-- Objective --
Report every line below that holds the word "English".

(Entries from a visual dataset)
►

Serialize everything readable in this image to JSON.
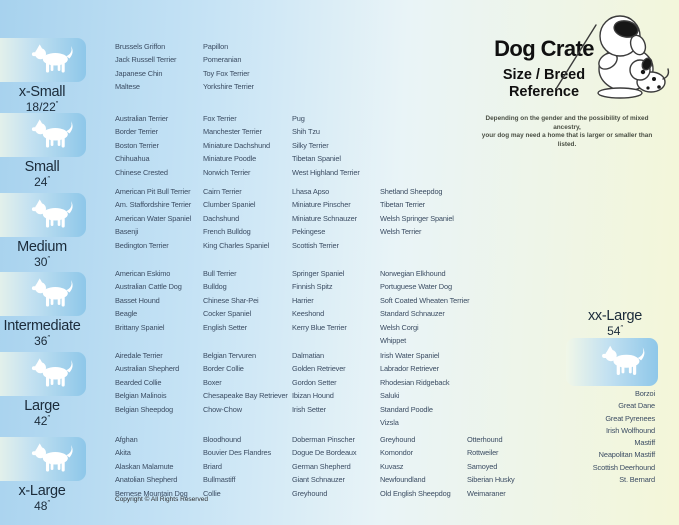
{
  "header": {
    "title": "Dog Crate",
    "subtitle_line1": "Size / Breed",
    "subtitle_line2": "Reference",
    "disclaimer_line1": "Depending on the gender and the possibility of mixed ancestry,",
    "disclaimer_line2": "your dog may need a home that is larger or smaller than listed.",
    "mascot_icon": "sheepdog-with-pointer-and-puppy-cartoon"
  },
  "footer": {
    "copyright": "Copyright © All Rights Reserved"
  },
  "colors": {
    "bg_left": "#a7d2ee",
    "bg_mid": "#e9f4f7",
    "bg_right": "#f4f6d8",
    "tile_start": "#f1f7e8",
    "tile_end": "#8ec7e9",
    "label_text": "#1b2b3a",
    "breed_text": "#3c4d63",
    "title_text": "#101010",
    "disclaimer_text": "#4a4f44"
  },
  "sizes": [
    {
      "label": "x-Small",
      "dimension": "18/22",
      "unit": "″",
      "icon": "papillon-silhouette-icon",
      "columns": [
        [
          "Brussels Griffon",
          "Jack Russell Terrier",
          "Japanese Chin",
          "Maltese"
        ],
        [
          "Papillon",
          "Pomeranian",
          "Toy Fox Terrier",
          "Yorkshire Terrier"
        ]
      ]
    },
    {
      "label": "Small",
      "dimension": "24",
      "unit": "″",
      "icon": "terrier-silhouette-icon",
      "columns": [
        [
          "Australian Terrier",
          "Border Terrier",
          "Boston Terrier",
          "Chihuahua",
          "Chinese Crested"
        ],
        [
          "Fox Terrier",
          "Manchester Terrier",
          "Miniature Dachshund",
          "Miniature Poodle",
          "Norwich Terrier"
        ],
        [
          "Pug",
          "Shih Tzu",
          "Silky Terrier",
          "Tibetan Spaniel",
          "West Highland Terrier"
        ]
      ]
    },
    {
      "label": "Medium",
      "dimension": "30",
      "unit": "″",
      "icon": "westie-silhouette-icon",
      "columns": [
        [
          "American Pit Bull Terrier",
          "Am. Staffordshire Terrier",
          "American Water Spaniel",
          "Basenji",
          "Bedington Terrier"
        ],
        [
          "Cairn Terrier",
          "Clumber Spaniel",
          "Dachshund",
          "French Bulldog",
          "King Charles Spaniel"
        ],
        [
          "Lhasa Apso",
          "Miniature Pinscher",
          "Miniature Schnauzer",
          "Pekingese",
          "Scottish Terrier"
        ],
        [
          "Shetland Sheepdog",
          "Tibetan Terrier",
          "Welsh Springer Spaniel",
          "Welsh Terrier"
        ]
      ]
    },
    {
      "label": "Intermediate",
      "dimension": "36",
      "unit": "″",
      "icon": "spaniel-silhouette-icon",
      "columns": [
        [
          "American Eskimo",
          "Australian Cattle Dog",
          "Basset Hound",
          "Beagle",
          "Brittany Spaniel"
        ],
        [
          "Bull Terrier",
          "Bulldog",
          "Chinese Shar-Pei",
          "Cocker Spaniel",
          "English Setter"
        ],
        [
          "Springer Spaniel",
          "Finnish Spitz",
          "Harrier",
          "Keeshond",
          "Kerry Blue Terrier"
        ],
        [
          "Norwegian Elkhound",
          "Portuguese Water Dog",
          "Soft Coated Wheaten Terrier",
          "Standard Schnauzer",
          "Welsh Corgi",
          "Whippet"
        ]
      ]
    },
    {
      "label": "Large",
      "dimension": "42",
      "unit": "″",
      "icon": "retriever-silhouette-icon",
      "columns": [
        [
          "Airedale Terrier",
          "Australian Shepherd",
          "Bearded Collie",
          "Belgian Malinois",
          "Belgian Sheepdog"
        ],
        [
          "Belgian Tervuren",
          "Border Collie",
          "Boxer",
          "Chesapeake Bay Retriever",
          "Chow-Chow"
        ],
        [
          "Dalmatian",
          "Golden Retriever",
          "Gordon Setter",
          "Ibizan Hound",
          "Irish Setter"
        ],
        [
          "Irish Water Spaniel",
          "Labrador Retriever",
          "Rhodesian Ridgeback",
          "Saluki",
          "Standard Poodle",
          "Vizsla"
        ]
      ]
    },
    {
      "label": "x-Large",
      "dimension": "48",
      "unit": "″",
      "icon": "akita-silhouette-icon",
      "columns": [
        [
          "Afghan",
          "Akita",
          "Alaskan Malamute",
          "Anatolian Shepherd",
          "Bernese Mountain Dog"
        ],
        [
          "Bloodhound",
          "Bouvier Des Flandres",
          "Briard",
          "Bullmastiff",
          "Collie"
        ],
        [
          "Doberman Pinscher",
          "Dogue De Bordeaux",
          "German Shepherd",
          "Giant Schnauzer",
          "Greyhound"
        ],
        [
          "Greyhound",
          "Komondor",
          "Kuvasz",
          "Newfoundland",
          "Old English Sheepdog"
        ],
        [
          "Otterhound",
          "Rottweiler",
          "Samoyed",
          "Siberian Husky",
          "Weimaraner"
        ]
      ]
    },
    {
      "label": "xx-Large",
      "dimension": "54",
      "unit": "″",
      "icon": "great-dane-silhouette-icon",
      "placement": "right",
      "columns": [
        [
          "Borzoi",
          "Great Dane",
          "Great Pyrenees",
          "Irish Wolfhound",
          "Mastiff",
          "Neapolitan Mastiff",
          "Scottish Deerhound",
          "St. Bernard"
        ]
      ]
    }
  ]
}
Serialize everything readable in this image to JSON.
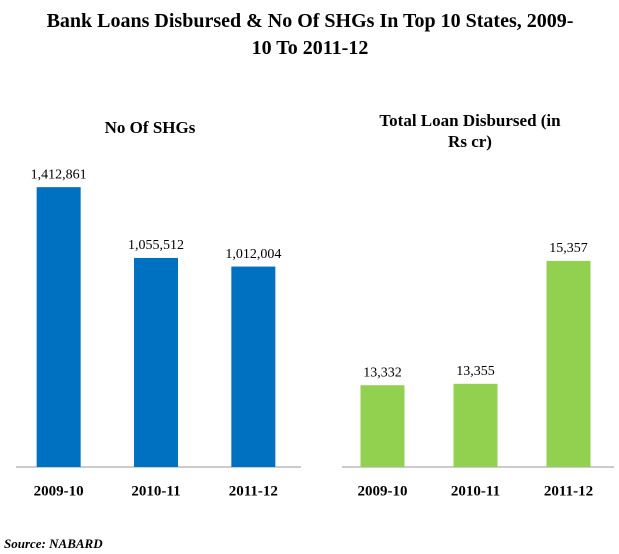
{
  "title": "Bank Loans Disbursed & No Of SHGs In Top 10 States, 2009-10 To 2011-12",
  "source": "Source: NABARD",
  "chart_data": [
    {
      "type": "bar",
      "title": "No Of SHGs",
      "categories": [
        "2009-10",
        "2010-11",
        "2011-12"
      ],
      "values": [
        1412861,
        1055512,
        1012004
      ],
      "value_labels": [
        "1,412,861",
        "1,055,512",
        "1,012,004"
      ],
      "color": "#0070c0",
      "ylim": [
        0,
        1550000
      ]
    },
    {
      "type": "bar",
      "title": "Total Loan Disbursed (in Rs cr)",
      "categories": [
        "2009-10",
        "2010-11",
        "2011-12"
      ],
      "values": [
        13332,
        13355,
        15357
      ],
      "value_labels": [
        "13,332",
        "13,355",
        "15,357"
      ],
      "color": "#92d050",
      "ylim": [
        12000,
        17000
      ]
    }
  ]
}
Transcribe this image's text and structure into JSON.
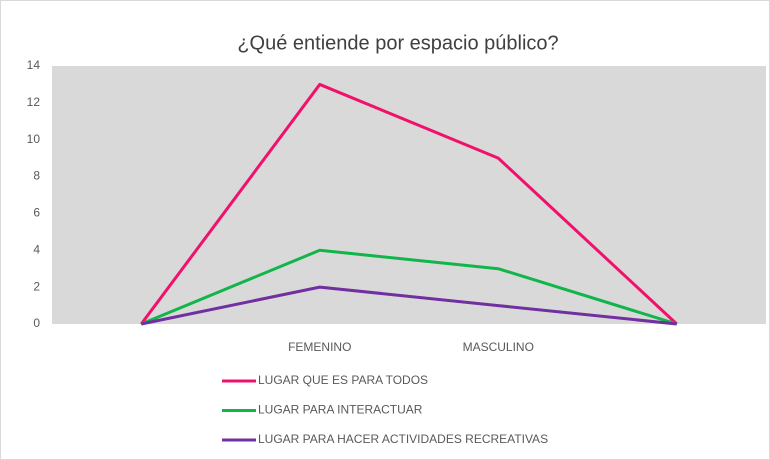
{
  "chart_data": {
    "type": "line",
    "title": "¿Qué entiende por espacio público?",
    "categories": [
      null,
      "FEMENINO",
      "MASCULINO",
      null
    ],
    "series": [
      {
        "name": "LUGAR QUE ES PARA TODOS",
        "color": "#f0116b",
        "values": [
          0,
          13,
          9,
          0
        ]
      },
      {
        "name": "LUGAR PARA INTERACTUAR",
        "color": "#12b54a",
        "values": [
          0,
          4,
          3,
          0
        ]
      },
      {
        "name": "LUGAR PARA HACER ACTIVIDADES RECREATIVAS",
        "color": "#7030a0",
        "values": [
          0,
          2,
          1,
          0
        ]
      }
    ],
    "ylim": [
      0,
      14
    ],
    "yticks": [
      0,
      2,
      4,
      6,
      8,
      10,
      12,
      14
    ],
    "grid": false,
    "plot_background": "#d9d9d9",
    "legend": "bottom"
  }
}
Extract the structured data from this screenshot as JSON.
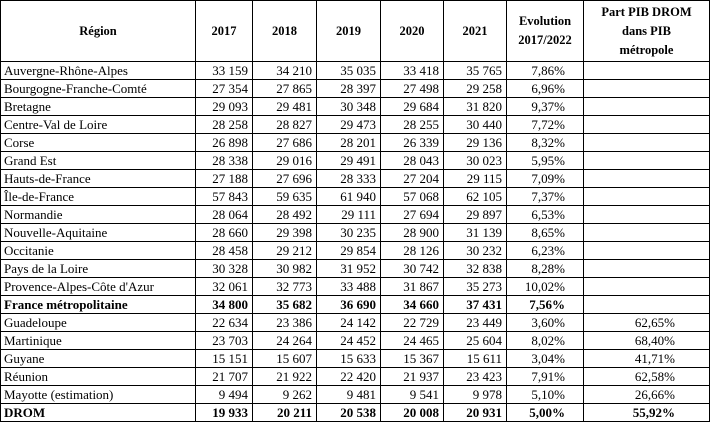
{
  "table": {
    "header": [
      "Région",
      "2017",
      "2018",
      "2019",
      "2020",
      "2021",
      "Evolution\n2017/2022",
      "Part PIB DROM\ndans PIB\nmétropole"
    ],
    "rows": [
      [
        "Auvergne-Rhône-Alpes",
        "33 159",
        "34 210",
        "35 035",
        "33 418",
        "35 765",
        "7,86%"
      ],
      [
        "Bourgogne-Franche-Comté",
        "27 354",
        "27 865",
        "28 397",
        "27 498",
        "29 258",
        "6,96%"
      ],
      [
        "Bretagne",
        "29 093",
        "29 481",
        "30 348",
        "29 684",
        "31 820",
        "9,37%"
      ],
      [
        "Centre-Val de Loire",
        "28 258",
        "28 827",
        "29 473",
        "28 255",
        "30 440",
        "7,72%"
      ],
      [
        "Corse",
        "26 898",
        "27 686",
        "28 201",
        "26 339",
        "29 136",
        "8,32%"
      ],
      [
        "Grand Est",
        "28 338",
        "29 016",
        "29 491",
        "28 043",
        "30 023",
        "5,95%"
      ],
      [
        "Hauts-de-France",
        "27 188",
        "27 696",
        "28 333",
        "27 204",
        "29 115",
        "7,09%"
      ],
      [
        "Île-de-France",
        "57 843",
        "59 635",
        "61 940",
        "57 068",
        "62 105",
        "7,37%"
      ],
      [
        "Normandie",
        "28 064",
        "28 492",
        "29 111",
        "27 694",
        "29 897",
        "6,53%"
      ],
      [
        "Nouvelle-Aquitaine",
        "28 660",
        "29 398",
        "30 235",
        "28 900",
        "31 139",
        "8,65%"
      ],
      [
        "Occitanie",
        "28 458",
        "29 212",
        "29 854",
        "28 126",
        "30 232",
        "6,23%"
      ],
      [
        "Pays de la Loire",
        "30 328",
        "30 982",
        "31 952",
        "30 742",
        "32 838",
        "8,28%"
      ],
      [
        "Provence-Alpes-Côte d'Azur",
        "32 061",
        "32 773",
        "33 488",
        "31 867",
        "35 273",
        "10,02%"
      ],
      [
        "France métropolitaine",
        "34 800",
        "35 682",
        "36 690",
        "34 660",
        "37 431",
        "7,56%"
      ],
      [
        "Guadeloupe",
        "22 634",
        "23 386",
        "24 142",
        "22 729",
        "23 449",
        "3,60%",
        "62,65%"
      ],
      [
        "Martinique",
        "23 703",
        "24 264",
        "24 452",
        "24 465",
        "25 604",
        "8,02%",
        "68,40%"
      ],
      [
        "Guyane",
        "15 151",
        "15 607",
        "15 633",
        "15 367",
        "15 611",
        "3,04%",
        "41,71%"
      ],
      [
        "Réunion",
        "21 707",
        "21 922",
        "22 420",
        "21 937",
        "23 423",
        "7,91%",
        "62,58%"
      ],
      [
        "Mayotte (estimation)",
        "9 494",
        "9 262",
        "9 481",
        "9 541",
        "9 978",
        "5,10%",
        "26,66%"
      ],
      [
        "DROM",
        "19 933",
        "20 211",
        "20 538",
        "20 008",
        "20 931",
        "5,00%",
        "55,92%"
      ]
    ]
  }
}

◄

-- Task output --
          "English Setter"
          "Old English Sheepdog"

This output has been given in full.